__TASK DESCRIPTION__
Omit all images. Transcribe the rest of the material below exactly.

>>

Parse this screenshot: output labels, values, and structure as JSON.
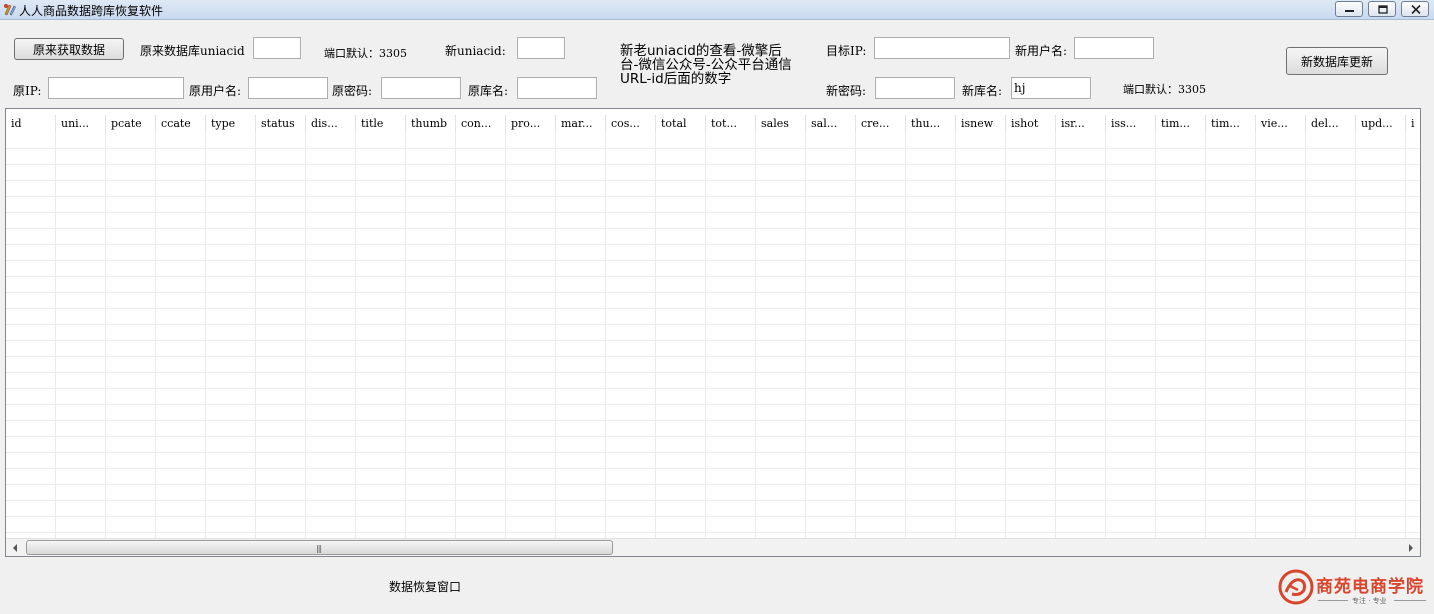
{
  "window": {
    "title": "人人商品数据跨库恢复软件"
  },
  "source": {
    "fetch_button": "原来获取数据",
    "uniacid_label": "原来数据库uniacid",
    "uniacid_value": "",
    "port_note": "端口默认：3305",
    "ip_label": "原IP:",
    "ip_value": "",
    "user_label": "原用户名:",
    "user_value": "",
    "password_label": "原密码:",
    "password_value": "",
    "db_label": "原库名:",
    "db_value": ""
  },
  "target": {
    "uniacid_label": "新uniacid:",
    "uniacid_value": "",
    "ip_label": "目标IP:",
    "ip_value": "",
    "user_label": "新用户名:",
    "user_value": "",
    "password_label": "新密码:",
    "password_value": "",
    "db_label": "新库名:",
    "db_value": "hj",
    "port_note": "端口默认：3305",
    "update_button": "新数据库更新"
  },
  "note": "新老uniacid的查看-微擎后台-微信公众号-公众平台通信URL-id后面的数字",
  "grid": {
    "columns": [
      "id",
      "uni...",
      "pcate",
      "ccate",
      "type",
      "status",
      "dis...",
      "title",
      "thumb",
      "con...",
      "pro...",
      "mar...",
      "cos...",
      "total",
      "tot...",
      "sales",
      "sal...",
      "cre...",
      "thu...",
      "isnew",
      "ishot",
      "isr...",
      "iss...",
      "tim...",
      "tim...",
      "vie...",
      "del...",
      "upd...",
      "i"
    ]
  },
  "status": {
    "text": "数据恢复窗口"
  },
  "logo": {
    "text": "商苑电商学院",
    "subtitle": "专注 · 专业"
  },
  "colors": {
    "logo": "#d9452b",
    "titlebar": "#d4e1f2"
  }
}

<<

__SOLUTION FOR THIS TASK__
Parse this screenshot: output labels, values, and structure as JSON.
{
  "window": {
    "title": "人人商品数据跨库恢复软件"
  },
  "source": {
    "fetch_button": "原来获取数据",
    "uniacid_label": "原来数据库uniacid",
    "uniacid_value": "",
    "port_note": "端口默认：3305",
    "ip_label": "原IP:",
    "ip_value": "",
    "user_label": "原用户名:",
    "user_value": "",
    "password_label": "原密码:",
    "password_value": "",
    "db_label": "原库名:",
    "db_value": ""
  },
  "target": {
    "uniacid_label": "新uniacid:",
    "uniacid_value": "",
    "ip_label": "目标IP:",
    "ip_value": "",
    "user_label": "新用户名:",
    "user_value": "",
    "password_label": "新密码:",
    "password_value": "",
    "db_label": "新库名:",
    "db_value": "hj",
    "port_note": "端口默认：3305",
    "update_button": "新数据库更新"
  },
  "note": "新老uniacid的查看-微擎后台-微信公众号-公众平台通信URL-id后面的数字",
  "grid": {
    "columns": [
      "id",
      "uni...",
      "pcate",
      "ccate",
      "type",
      "status",
      "dis...",
      "title",
      "thumb",
      "con...",
      "pro...",
      "mar...",
      "cos...",
      "total",
      "tot...",
      "sales",
      "sal...",
      "cre...",
      "thu...",
      "isnew",
      "ishot",
      "isr...",
      "iss...",
      "tim...",
      "tim...",
      "vie...",
      "del...",
      "upd...",
      "i"
    ]
  },
  "status": {
    "text": "数据恢复窗口"
  },
  "logo": {
    "text": "商苑电商学院",
    "subtitle": "专注 · 专业"
  },
  "colors": {
    "logo": "#d9452b",
    "titlebar": "#d4e1f2"
  }
}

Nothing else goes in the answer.